[Start Material for the task]

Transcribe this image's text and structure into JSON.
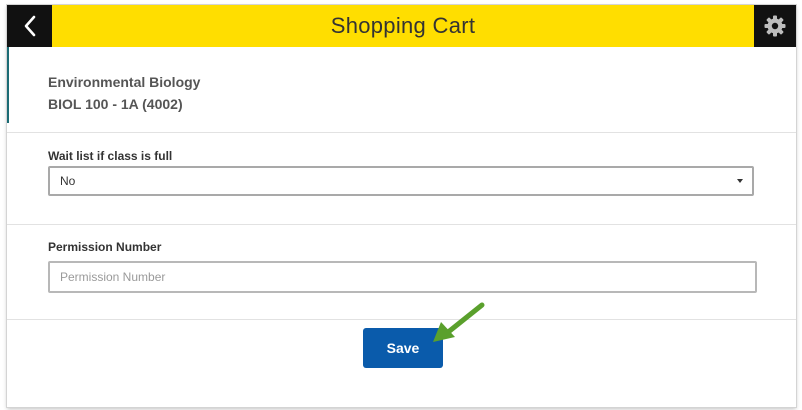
{
  "header": {
    "title": "Shopping Cart",
    "back_icon": "chevron-left-icon",
    "settings_icon": "gear-icon",
    "color": "#ffde00"
  },
  "course": {
    "name": "Environmental Biology",
    "section": "BIOL 100 - 1A (4002)"
  },
  "waitlist": {
    "label": "Wait list if class is full",
    "value": "No"
  },
  "permission": {
    "label": "Permission Number",
    "placeholder": "Permission Number",
    "value": ""
  },
  "actions": {
    "save_label": "Save",
    "save_color": "#0a5bab"
  },
  "annotation": {
    "arrow_color": "#5aa02c"
  }
}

[End Material for the task]

■ Directions for this task: Quote everything in the listing above exactly; pictures are the only thing to omit.

■ The response:
Transcribe this image's text and structure into JSON.
{
  "header": {
    "title": "Shopping Cart",
    "back_icon": "chevron-left-icon",
    "settings_icon": "gear-icon",
    "color": "#ffde00"
  },
  "course": {
    "name": "Environmental Biology",
    "section": "BIOL 100 - 1A (4002)"
  },
  "waitlist": {
    "label": "Wait list if class is full",
    "value": "No"
  },
  "permission": {
    "label": "Permission Number",
    "placeholder": "Permission Number",
    "value": ""
  },
  "actions": {
    "save_label": "Save",
    "save_color": "#0a5bab"
  },
  "annotation": {
    "arrow_color": "#5aa02c"
  }
}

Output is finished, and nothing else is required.